Dataset records:
□ □ □ □

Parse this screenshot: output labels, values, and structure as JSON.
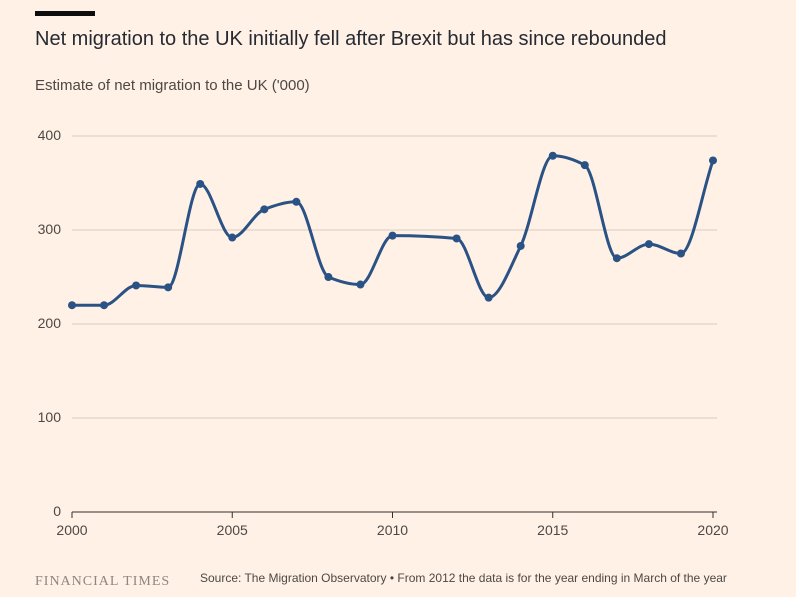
{
  "header": {
    "title": "Net migration to the UK initially fell after Brexit but has since rebounded",
    "subtitle": "Estimate of net migration to the UK ('000)"
  },
  "footer": {
    "logo": "FINANCIAL TIMES",
    "source": "Source: The Migration Observatory • From 2012 the data is for the year ending in March of the year"
  },
  "colors": {
    "background": "#fff1e5",
    "line": "#2a5285",
    "grid": "#d9cbbf"
  },
  "chart_data": {
    "type": "line",
    "title": "Net migration to the UK initially fell after Brexit but has since rebounded",
    "subtitle": "Estimate of net migration to the UK ('000)",
    "xlabel": "",
    "ylabel": "",
    "xlim": [
      2000,
      2020
    ],
    "ylim": [
      0,
      400
    ],
    "x_ticks": [
      "2000",
      "2005",
      "2010",
      "2015",
      "2020"
    ],
    "y_ticks": [
      "0",
      "100",
      "200",
      "300",
      "400"
    ],
    "grid": "horizontal",
    "x": [
      2000,
      2001,
      2002,
      2003,
      2004,
      2005,
      2006,
      2007,
      2008,
      2009,
      2010,
      2012,
      2013,
      2014,
      2015,
      2016,
      2017,
      2018,
      2019,
      2020
    ],
    "values": [
      220,
      220,
      241,
      239,
      349,
      292,
      322,
      330,
      250,
      242,
      294,
      291,
      228,
      283,
      379,
      369,
      270,
      285,
      275,
      374
    ]
  }
}
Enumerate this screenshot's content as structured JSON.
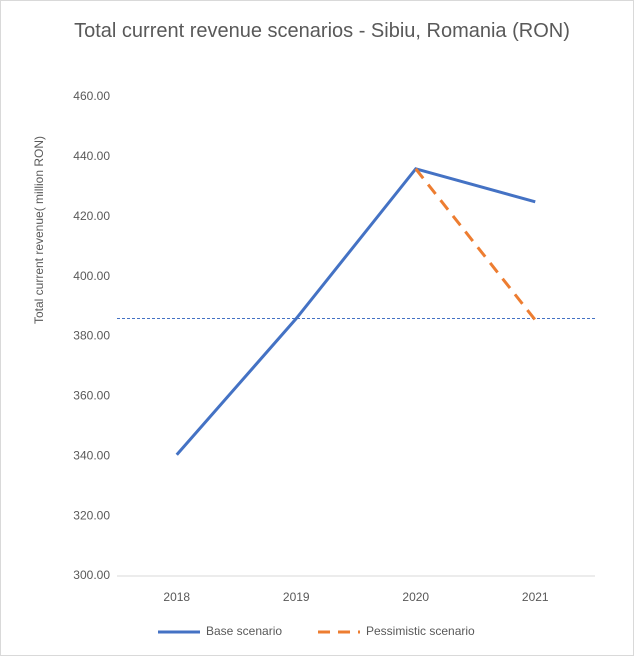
{
  "chart_data": {
    "type": "line",
    "title": "Total current revenue scenarios - Sibiu, Romania (RON)",
    "y_label": "Total current revenue( million RON)",
    "categories": [
      "2018",
      "2019",
      "2020",
      "2021"
    ],
    "series": [
      {
        "name": "Base scenario",
        "color": "#4472c4",
        "dashed": false,
        "values": [
          340.5,
          386,
          436,
          425
        ]
      },
      {
        "name": "Pessimistic  scenario",
        "color": "#ed7d31",
        "dashed": true,
        "values": [
          null,
          null,
          436,
          385.5
        ]
      }
    ],
    "reference_line": {
      "value": 386,
      "color": "#4472c4"
    },
    "ylim": [
      300,
      460
    ],
    "yticks": [
      {
        "value": 300,
        "label": "300.00"
      },
      {
        "value": 320,
        "label": "320.00"
      },
      {
        "value": 340,
        "label": "340.00"
      },
      {
        "value": 360,
        "label": "360.00"
      },
      {
        "value": 380,
        "label": "380.00"
      },
      {
        "value": 400,
        "label": "400.00"
      },
      {
        "value": 420,
        "label": "420.00"
      },
      {
        "value": 440,
        "label": "440.00"
      },
      {
        "value": 460,
        "label": "460.00"
      }
    ],
    "grid": false,
    "legend": "bottom"
  }
}
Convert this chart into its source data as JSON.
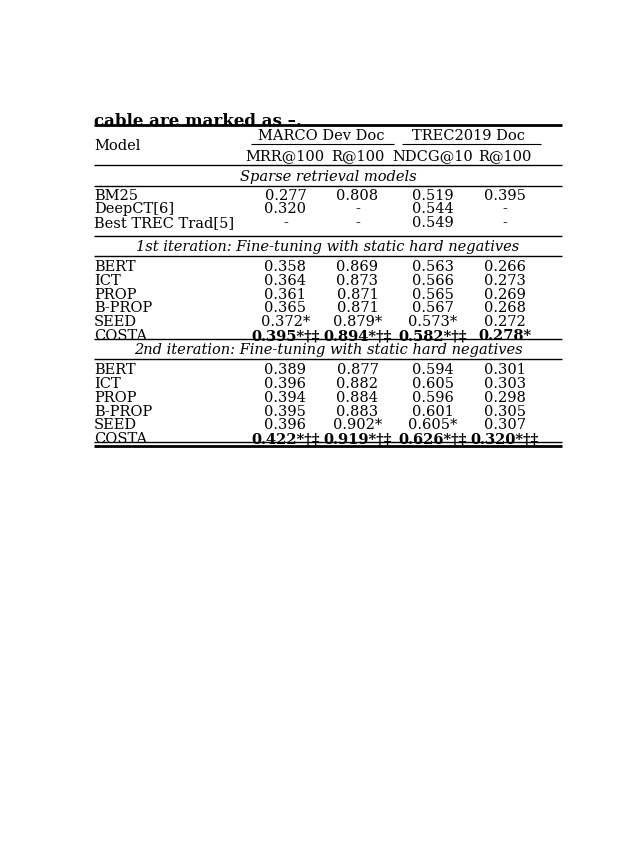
{
  "caption_top": "cable are marked as –.",
  "header_groups": [
    {
      "label": "MARCO Dev Doc"
    },
    {
      "label": "TREC2019 Doc"
    }
  ],
  "col_headers": [
    "MRR@100",
    "R@100",
    "NDCG@10",
    "R@100"
  ],
  "model_col": "Model",
  "sections": [
    {
      "section_label": "Sparse retrieval models",
      "rows": [
        {
          "model": "BM25",
          "vals": [
            "0.277",
            "0.808",
            "0.519",
            "0.395"
          ],
          "bold": [
            false,
            false,
            false,
            false
          ]
        },
        {
          "model": "DeepCT[6]",
          "vals": [
            "0.320",
            "-",
            "0.544",
            "-"
          ],
          "bold": [
            false,
            false,
            false,
            false
          ]
        },
        {
          "model": "Best TREC Trad[5]",
          "vals": [
            "-",
            "-",
            "0.549",
            "-"
          ],
          "bold": [
            false,
            false,
            false,
            false
          ]
        }
      ]
    },
    {
      "section_label": "1st iteration: Fine-tuning with static hard negatives",
      "rows": [
        {
          "model": "BERT",
          "vals": [
            "0.358",
            "0.869",
            "0.563",
            "0.266"
          ],
          "bold": [
            false,
            false,
            false,
            false
          ]
        },
        {
          "model": "ICT",
          "vals": [
            "0.364",
            "0.873",
            "0.566",
            "0.273"
          ],
          "bold": [
            false,
            false,
            false,
            false
          ]
        },
        {
          "model": "PROP",
          "vals": [
            "0.361",
            "0.871",
            "0.565",
            "0.269"
          ],
          "bold": [
            false,
            false,
            false,
            false
          ]
        },
        {
          "model": "B-PROP",
          "vals": [
            "0.365",
            "0.871",
            "0.567",
            "0.268"
          ],
          "bold": [
            false,
            false,
            false,
            false
          ]
        },
        {
          "model": "SEED",
          "vals": [
            "0.372*",
            "0.879*",
            "0.573*",
            "0.272"
          ],
          "bold": [
            false,
            false,
            false,
            false
          ]
        },
        {
          "model": "COSTA",
          "vals": [
            "0.395*†‡",
            "0.894*†‡",
            "0.582*†‡",
            "0.278*"
          ],
          "bold": [
            true,
            true,
            true,
            true
          ]
        }
      ]
    },
    {
      "section_label": "2nd iteration: Fine-tuning with static hard negatives",
      "rows": [
        {
          "model": "BERT",
          "vals": [
            "0.389",
            "0.877",
            "0.594",
            "0.301"
          ],
          "bold": [
            false,
            false,
            false,
            false
          ]
        },
        {
          "model": "ICT",
          "vals": [
            "0.396",
            "0.882",
            "0.605",
            "0.303"
          ],
          "bold": [
            false,
            false,
            false,
            false
          ]
        },
        {
          "model": "PROP",
          "vals": [
            "0.394",
            "0.884",
            "0.596",
            "0.298"
          ],
          "bold": [
            false,
            false,
            false,
            false
          ]
        },
        {
          "model": "B-PROP",
          "vals": [
            "0.395",
            "0.883",
            "0.601",
            "0.305"
          ],
          "bold": [
            false,
            false,
            false,
            false
          ]
        },
        {
          "model": "SEED",
          "vals": [
            "0.396",
            "0.902*",
            "0.605*",
            "0.307"
          ],
          "bold": [
            false,
            false,
            false,
            false
          ]
        },
        {
          "model": "COSTA",
          "vals": [
            "0.422*†‡",
            "0.919*†‡",
            "0.626*†‡",
            "0.320*†‡"
          ],
          "bold": [
            true,
            true,
            true,
            true
          ]
        }
      ]
    }
  ],
  "bg_color": "#ffffff",
  "text_color": "#000000",
  "font_size": 10.5,
  "caption_font_size": 12
}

□ □ □ □

Do this:
Give back each entry exactly as it appears, with no pictures.

Response to this exercise:
Parse this screenshot: output labels, values, and structure as JSON.
{
  "header": {
    "title": "Net migration to the UK initially fell after Brexit but has since rebounded",
    "subtitle": "Estimate of net migration to the UK ('000)"
  },
  "footer": {
    "logo": "FINANCIAL TIMES",
    "source": "Source: The Migration Observatory • From 2012 the data is for the year ending in March of the year"
  },
  "colors": {
    "background": "#fff1e5",
    "line": "#2a5285",
    "grid": "#d9cbbf"
  },
  "chart_data": {
    "type": "line",
    "title": "Net migration to the UK initially fell after Brexit but has since rebounded",
    "subtitle": "Estimate of net migration to the UK ('000)",
    "xlabel": "",
    "ylabel": "",
    "xlim": [
      2000,
      2020
    ],
    "ylim": [
      0,
      400
    ],
    "x_ticks": [
      "2000",
      "2005",
      "2010",
      "2015",
      "2020"
    ],
    "y_ticks": [
      "0",
      "100",
      "200",
      "300",
      "400"
    ],
    "grid": "horizontal",
    "x": [
      2000,
      2001,
      2002,
      2003,
      2004,
      2005,
      2006,
      2007,
      2008,
      2009,
      2010,
      2012,
      2013,
      2014,
      2015,
      2016,
      2017,
      2018,
      2019,
      2020
    ],
    "values": [
      220,
      220,
      241,
      239,
      349,
      292,
      322,
      330,
      250,
      242,
      294,
      291,
      228,
      283,
      379,
      369,
      270,
      285,
      275,
      374
    ]
  }
}
Enumerate this screenshot's content as structured JSON.
{
  "chart_data": {
    "type": "line",
    "title": "Total current revenue scenarios - Sibiu, Romania (RON)",
    "y_label": "Total current revenue( million RON)",
    "categories": [
      "2018",
      "2019",
      "2020",
      "2021"
    ],
    "series": [
      {
        "name": "Base scenario",
        "color": "#4472c4",
        "dashed": false,
        "values": [
          340.5,
          386,
          436,
          425
        ]
      },
      {
        "name": "Pessimistic  scenario",
        "color": "#ed7d31",
        "dashed": true,
        "values": [
          null,
          null,
          436,
          385.5
        ]
      }
    ],
    "reference_line": {
      "value": 386,
      "color": "#4472c4"
    },
    "ylim": [
      300,
      460
    ],
    "yticks": [
      {
        "value": 300,
        "label": "300.00"
      },
      {
        "value": 320,
        "label": "320.00"
      },
      {
        "value": 340,
        "label": "340.00"
      },
      {
        "value": 360,
        "label": "360.00"
      },
      {
        "value": 380,
        "label": "380.00"
      },
      {
        "value": 400,
        "label": "400.00"
      },
      {
        "value": 420,
        "label": "420.00"
      },
      {
        "value": 440,
        "label": "440.00"
      },
      {
        "value": 460,
        "label": "460.00"
      }
    ],
    "grid": false,
    "legend": "bottom"
  }
}
Convert this chart into its source data as JSON.
{
  "caption_top": "cable are marked as –.",
  "header_groups": [
    {
      "label": "MARCO Dev Doc"
    },
    {
      "label": "TREC2019 Doc"
    }
  ],
  "col_headers": [
    "MRR@100",
    "R@100",
    "NDCG@10",
    "R@100"
  ],
  "model_col": "Model",
  "sections": [
    {
      "section_label": "Sparse retrieval models",
      "rows": [
        {
          "model": "BM25",
          "vals": [
            "0.277",
            "0.808",
            "0.519",
            "0.395"
          ],
          "bold": [
            false,
            false,
            false,
            false
          ]
        },
        {
          "model": "DeepCT[6]",
          "vals": [
            "0.320",
            "-",
            "0.544",
            "-"
          ],
          "bold": [
            false,
            false,
            false,
            false
          ]
        },
        {
          "model": "Best TREC Trad[5]",
          "vals": [
            "-",
            "-",
            "0.549",
            "-"
          ],
          "bold": [
            false,
            false,
            false,
            false
          ]
        }
      ]
    },
    {
      "section_label": "1st iteration: Fine-tuning with static hard negatives",
      "rows": [
        {
          "model": "BERT",
          "vals": [
            "0.358",
            "0.869",
            "0.563",
            "0.266"
          ],
          "bold": [
            false,
            false,
            false,
            false
          ]
        },
        {
          "model": "ICT",
          "vals": [
            "0.364",
            "0.873",
            "0.566",
            "0.273"
          ],
          "bold": [
            false,
            false,
            false,
            false
          ]
        },
        {
          "model": "PROP",
          "vals": [
            "0.361",
            "0.871",
            "0.565",
            "0.269"
          ],
          "bold": [
            false,
            false,
            false,
            false
          ]
        },
        {
          "model": "B-PROP",
          "vals": [
            "0.365",
            "0.871",
            "0.567",
            "0.268"
          ],
          "bold": [
            false,
            false,
            false,
            false
          ]
        },
        {
          "model": "SEED",
          "vals": [
            "0.372*",
            "0.879*",
            "0.573*",
            "0.272"
          ],
          "bold": [
            false,
            false,
            false,
            false
          ]
        },
        {
          "model": "COSTA",
          "vals": [
            "0.395*†‡",
            "0.894*†‡",
            "0.582*†‡",
            "0.278*"
          ],
          "bold": [
            true,
            true,
            true,
            true
          ]
        }
      ]
    },
    {
      "section_label": "2nd iteration: Fine-tuning with static hard negatives",
      "rows": [
        {
          "model": "BERT",
          "vals": [
            "0.389",
            "0.877",
            "0.594",
            "0.301"
          ],
          "bold": [
            false,
            false,
            false,
            false
          ]
        },
        {
          "model": "ICT",
          "vals": [
            "0.396",
            "0.882",
            "0.605",
            "0.303"
          ],
          "bold": [
            false,
            false,
            false,
            false
          ]
        },
        {
          "model": "PROP",
          "vals": [
            "0.394",
            "0.884",
            "0.596",
            "0.298"
          ],
          "bold": [
            false,
            false,
            false,
            false
          ]
        },
        {
          "model": "B-PROP",
          "vals": [
            "0.395",
            "0.883",
            "0.601",
            "0.305"
          ],
          "bold": [
            false,
            false,
            false,
            false
          ]
        },
        {
          "model": "SEED",
          "vals": [
            "0.396",
            "0.902*",
            "0.605*",
            "0.307"
          ],
          "bold": [
            false,
            false,
            false,
            false
          ]
        },
        {
          "model": "COSTA",
          "vals": [
            "0.422*†‡",
            "0.919*†‡",
            "0.626*†‡",
            "0.320*†‡"
          ],
          "bold": [
            true,
            true,
            true,
            true
          ]
        }
      ]
    }
  ],
  "bg_color": "#ffffff",
  "text_color": "#000000",
  "font_size": 10.5,
  "caption_font_size": 12
}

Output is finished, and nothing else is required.